[Do this] Each line of the listing that contains the word "ylabel" is to be copied.

Figure contents as structured data
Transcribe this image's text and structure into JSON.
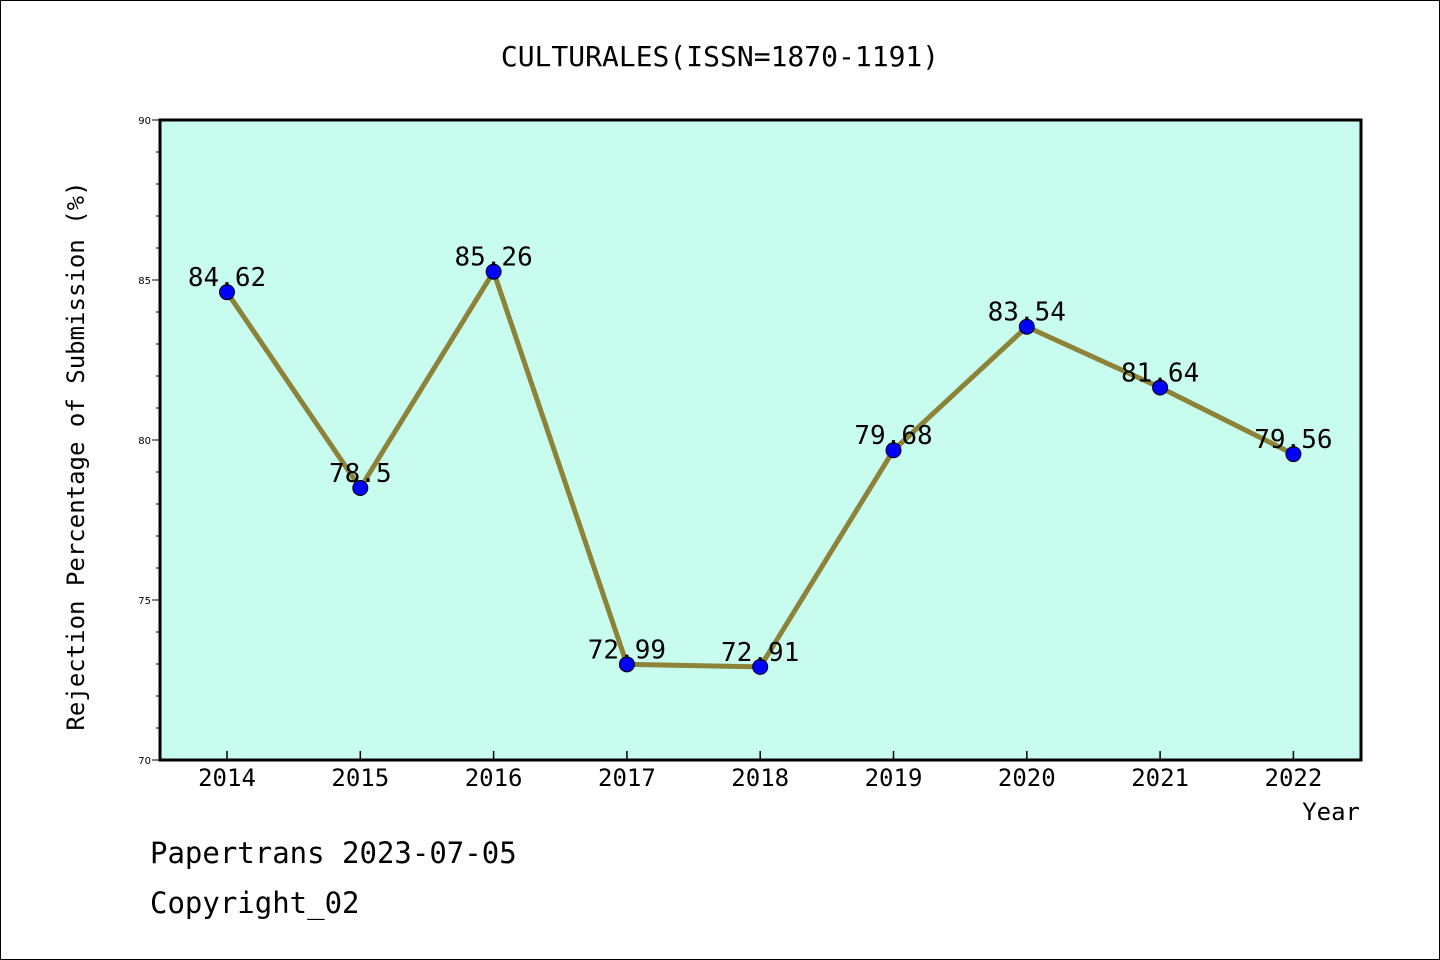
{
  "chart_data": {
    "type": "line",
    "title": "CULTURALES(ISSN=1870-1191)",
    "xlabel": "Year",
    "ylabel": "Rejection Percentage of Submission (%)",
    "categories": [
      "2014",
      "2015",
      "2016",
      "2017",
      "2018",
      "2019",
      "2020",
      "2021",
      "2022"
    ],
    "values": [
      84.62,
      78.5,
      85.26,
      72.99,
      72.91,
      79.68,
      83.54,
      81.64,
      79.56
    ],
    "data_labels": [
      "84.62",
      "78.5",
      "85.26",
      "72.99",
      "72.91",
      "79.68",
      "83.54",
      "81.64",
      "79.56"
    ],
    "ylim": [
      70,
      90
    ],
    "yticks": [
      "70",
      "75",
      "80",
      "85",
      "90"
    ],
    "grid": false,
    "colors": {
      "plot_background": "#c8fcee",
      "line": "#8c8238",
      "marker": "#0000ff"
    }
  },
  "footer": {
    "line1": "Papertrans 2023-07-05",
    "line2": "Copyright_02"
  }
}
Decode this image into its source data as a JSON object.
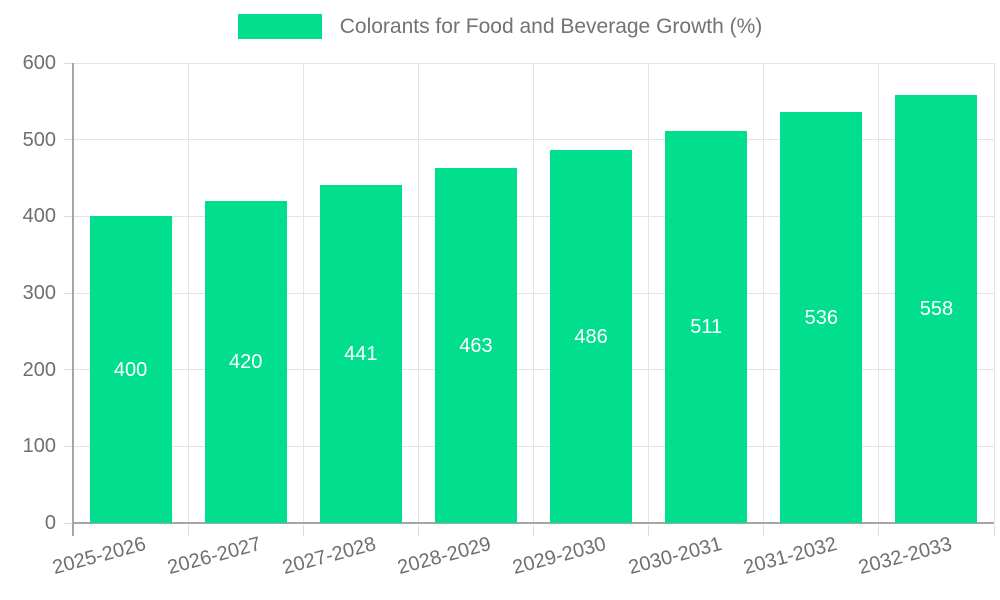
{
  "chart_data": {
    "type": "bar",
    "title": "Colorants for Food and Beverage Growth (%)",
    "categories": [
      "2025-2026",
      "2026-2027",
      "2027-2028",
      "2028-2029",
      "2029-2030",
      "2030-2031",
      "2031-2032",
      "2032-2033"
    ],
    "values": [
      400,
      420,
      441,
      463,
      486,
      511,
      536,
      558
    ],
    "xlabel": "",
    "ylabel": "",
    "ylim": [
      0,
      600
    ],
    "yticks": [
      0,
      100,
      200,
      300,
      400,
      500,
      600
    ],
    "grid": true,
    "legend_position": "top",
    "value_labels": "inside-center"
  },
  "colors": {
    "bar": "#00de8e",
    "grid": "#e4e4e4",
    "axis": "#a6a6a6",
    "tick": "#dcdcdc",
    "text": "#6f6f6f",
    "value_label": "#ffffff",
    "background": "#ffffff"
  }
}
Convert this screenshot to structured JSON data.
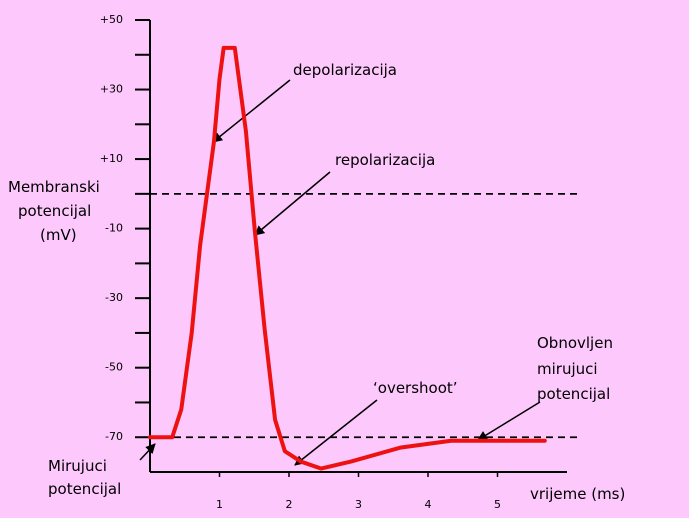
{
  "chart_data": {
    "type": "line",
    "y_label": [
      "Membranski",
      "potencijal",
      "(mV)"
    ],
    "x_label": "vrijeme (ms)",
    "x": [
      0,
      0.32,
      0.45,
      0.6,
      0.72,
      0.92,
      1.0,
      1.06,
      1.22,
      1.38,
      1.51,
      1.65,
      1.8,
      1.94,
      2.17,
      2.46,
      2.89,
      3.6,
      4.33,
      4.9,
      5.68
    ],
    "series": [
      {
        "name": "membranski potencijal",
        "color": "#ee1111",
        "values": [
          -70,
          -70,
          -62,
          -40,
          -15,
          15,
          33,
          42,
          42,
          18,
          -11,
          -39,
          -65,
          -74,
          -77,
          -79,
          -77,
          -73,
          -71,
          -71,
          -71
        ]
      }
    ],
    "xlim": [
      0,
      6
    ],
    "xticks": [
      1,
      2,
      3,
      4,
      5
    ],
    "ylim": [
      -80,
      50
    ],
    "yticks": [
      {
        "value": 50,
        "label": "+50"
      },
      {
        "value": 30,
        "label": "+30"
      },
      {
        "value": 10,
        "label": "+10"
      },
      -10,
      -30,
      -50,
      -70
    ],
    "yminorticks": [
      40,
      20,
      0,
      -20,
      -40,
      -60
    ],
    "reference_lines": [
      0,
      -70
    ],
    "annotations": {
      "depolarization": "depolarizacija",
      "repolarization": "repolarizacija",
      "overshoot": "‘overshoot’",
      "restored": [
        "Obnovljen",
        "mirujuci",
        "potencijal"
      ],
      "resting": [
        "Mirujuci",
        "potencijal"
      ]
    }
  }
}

[The response]
    "ylabel": "Rejection Percentage of Submission (%)",
    "ylabel": "",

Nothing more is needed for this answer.